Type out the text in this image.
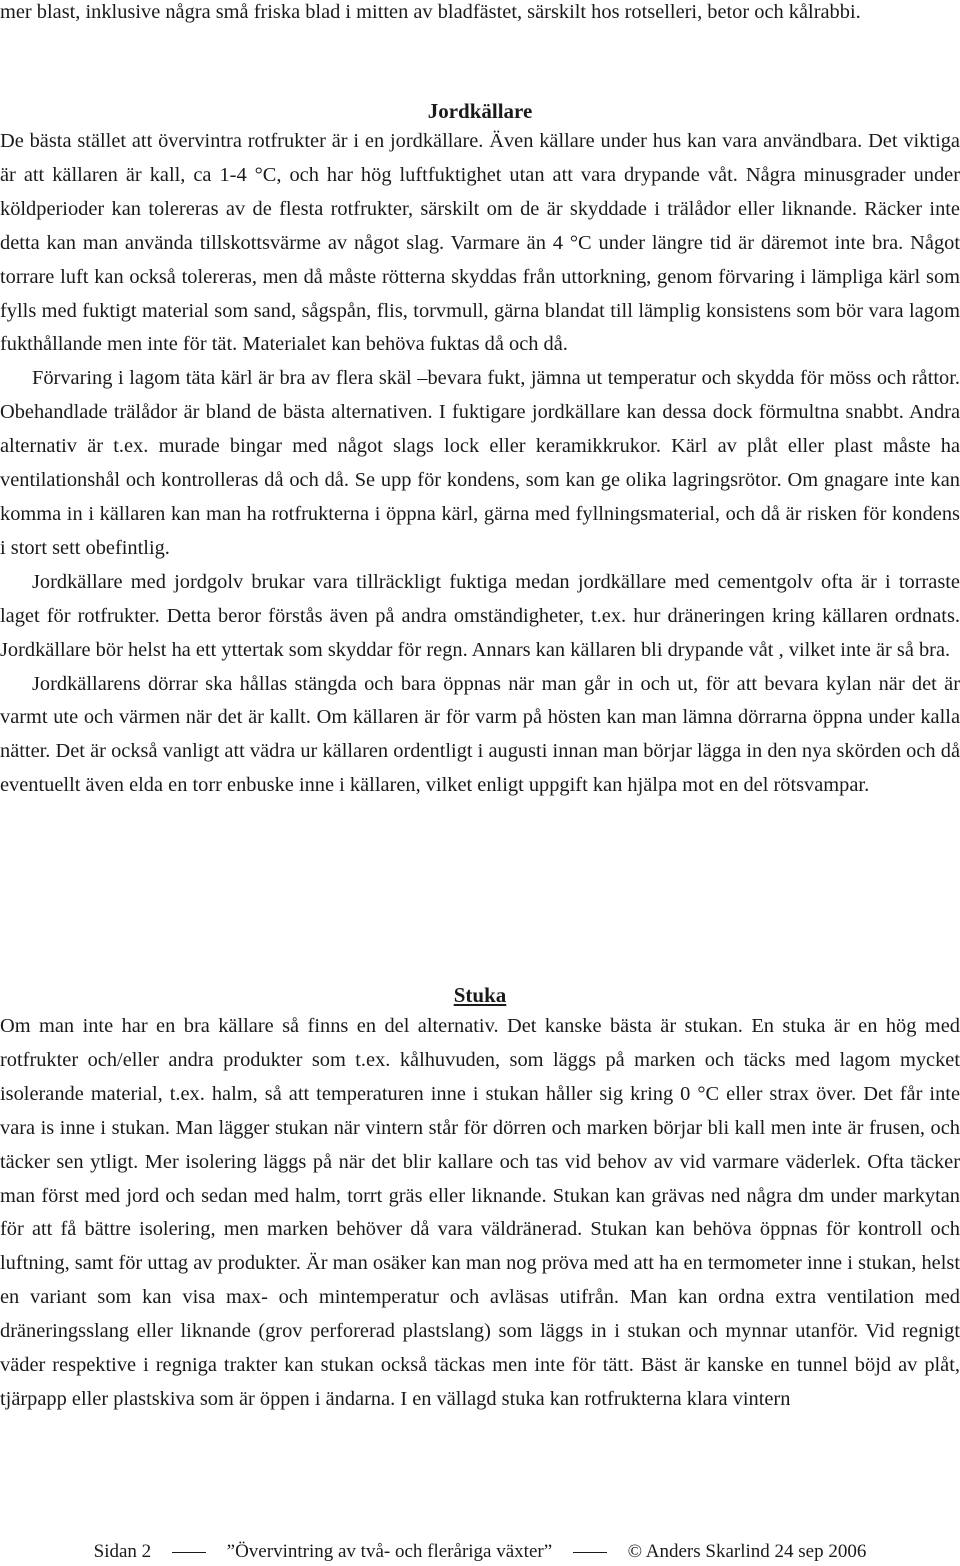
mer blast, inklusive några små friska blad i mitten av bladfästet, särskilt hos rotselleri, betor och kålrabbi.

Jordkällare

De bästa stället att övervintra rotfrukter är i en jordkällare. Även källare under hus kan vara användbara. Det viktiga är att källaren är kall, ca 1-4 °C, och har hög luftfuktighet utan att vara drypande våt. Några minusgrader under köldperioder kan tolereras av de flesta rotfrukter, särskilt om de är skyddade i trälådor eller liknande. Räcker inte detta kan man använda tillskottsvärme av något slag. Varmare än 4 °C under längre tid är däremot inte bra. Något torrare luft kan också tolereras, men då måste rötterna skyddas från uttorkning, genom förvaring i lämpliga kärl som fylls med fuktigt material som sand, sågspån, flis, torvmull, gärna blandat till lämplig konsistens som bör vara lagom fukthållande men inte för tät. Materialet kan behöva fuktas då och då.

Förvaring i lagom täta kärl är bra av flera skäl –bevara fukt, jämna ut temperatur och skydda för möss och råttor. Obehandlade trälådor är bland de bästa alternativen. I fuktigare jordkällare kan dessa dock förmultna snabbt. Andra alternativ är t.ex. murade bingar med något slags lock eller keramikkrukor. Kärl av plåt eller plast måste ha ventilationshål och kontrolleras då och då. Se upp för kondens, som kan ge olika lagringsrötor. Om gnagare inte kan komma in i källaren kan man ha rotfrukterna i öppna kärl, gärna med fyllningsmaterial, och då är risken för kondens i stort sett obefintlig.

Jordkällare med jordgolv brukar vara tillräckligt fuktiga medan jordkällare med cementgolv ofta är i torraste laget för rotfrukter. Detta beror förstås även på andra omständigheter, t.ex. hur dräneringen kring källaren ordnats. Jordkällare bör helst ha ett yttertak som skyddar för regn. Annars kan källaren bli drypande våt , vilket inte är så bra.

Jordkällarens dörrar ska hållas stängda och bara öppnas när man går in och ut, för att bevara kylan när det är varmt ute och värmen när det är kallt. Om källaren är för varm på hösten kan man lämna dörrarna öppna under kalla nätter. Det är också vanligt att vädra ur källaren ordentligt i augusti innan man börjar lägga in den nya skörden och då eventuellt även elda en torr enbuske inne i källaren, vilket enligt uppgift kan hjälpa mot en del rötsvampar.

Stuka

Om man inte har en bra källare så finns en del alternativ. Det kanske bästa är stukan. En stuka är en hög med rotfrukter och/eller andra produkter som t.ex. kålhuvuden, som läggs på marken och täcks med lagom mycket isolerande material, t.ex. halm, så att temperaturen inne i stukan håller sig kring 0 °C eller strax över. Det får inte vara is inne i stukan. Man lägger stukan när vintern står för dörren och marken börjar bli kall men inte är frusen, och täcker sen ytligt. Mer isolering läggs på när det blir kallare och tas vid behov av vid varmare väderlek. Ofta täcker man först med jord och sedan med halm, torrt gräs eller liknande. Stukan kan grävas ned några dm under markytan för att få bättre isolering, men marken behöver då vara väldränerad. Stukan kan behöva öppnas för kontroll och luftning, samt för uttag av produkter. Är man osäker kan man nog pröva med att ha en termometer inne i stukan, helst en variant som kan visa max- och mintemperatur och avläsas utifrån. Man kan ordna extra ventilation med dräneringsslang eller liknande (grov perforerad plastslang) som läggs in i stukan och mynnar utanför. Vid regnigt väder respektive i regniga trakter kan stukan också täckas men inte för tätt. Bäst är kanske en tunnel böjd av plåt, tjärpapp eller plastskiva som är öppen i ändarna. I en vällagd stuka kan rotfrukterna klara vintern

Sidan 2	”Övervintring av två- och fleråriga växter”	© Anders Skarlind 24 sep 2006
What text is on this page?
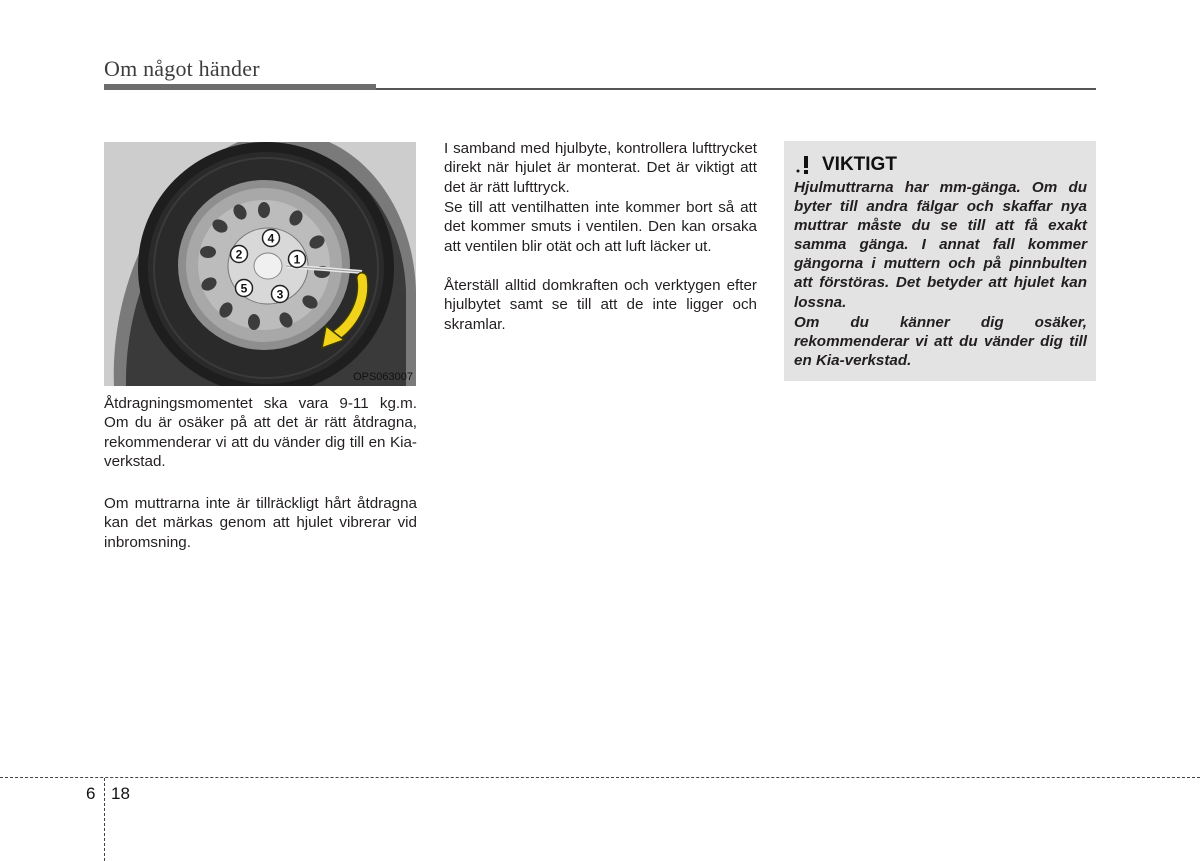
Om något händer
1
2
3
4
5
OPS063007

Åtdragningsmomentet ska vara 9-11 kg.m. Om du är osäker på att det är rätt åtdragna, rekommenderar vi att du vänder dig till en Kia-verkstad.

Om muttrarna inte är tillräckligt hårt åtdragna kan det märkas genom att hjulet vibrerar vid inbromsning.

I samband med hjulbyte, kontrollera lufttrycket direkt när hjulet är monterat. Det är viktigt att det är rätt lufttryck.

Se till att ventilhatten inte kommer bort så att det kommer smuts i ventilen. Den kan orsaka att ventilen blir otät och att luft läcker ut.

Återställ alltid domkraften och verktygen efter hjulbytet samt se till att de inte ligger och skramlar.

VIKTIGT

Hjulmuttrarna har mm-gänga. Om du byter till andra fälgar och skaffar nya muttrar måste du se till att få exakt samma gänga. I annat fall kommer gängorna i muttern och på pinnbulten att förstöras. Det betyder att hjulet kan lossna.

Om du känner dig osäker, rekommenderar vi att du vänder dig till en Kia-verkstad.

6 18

**Required action**
Copy out the lines exactly as written, beginning with the one that contains "What text is on this page?" and ending with the last line of the material; do not include pictures.

**Output for this exercise**
What text is on this page?
Om något händer
1
2
3
4
5
OPS063007

Åtdragningsmomentet ska vara 9-11 kg.m. Om du är osäker på att det är rätt åtdragna, rekommenderar vi att du vänder dig till en Kia-verkstad.

Om muttrarna inte är tillräckligt hårt åtdragna kan det märkas genom att hjulet vibrerar vid inbromsning.

I samband med hjulbyte, kontrollera lufttrycket direkt när hjulet är monterat. Det är viktigt att det är rätt lufttryck.

Se till att ventilhatten inte kommer bort så att det kommer smuts i ventilen. Den kan orsaka att ventilen blir otät och att luft läcker ut.

Återställ alltid domkraften och verktygen efter hjulbytet samt se till att de inte ligger och skramlar.

VIKTIGT

Hjulmuttrarna har mm-gänga. Om du byter till andra fälgar och skaffar nya muttrar måste du se till att få exakt samma gänga. I annat fall kommer gängorna i muttern och på pinnbulten att förstöras. Det betyder att hjulet kan lossna.

Om du känner dig osäker, rekommenderar vi att du vänder dig till en Kia-verkstad.

6 18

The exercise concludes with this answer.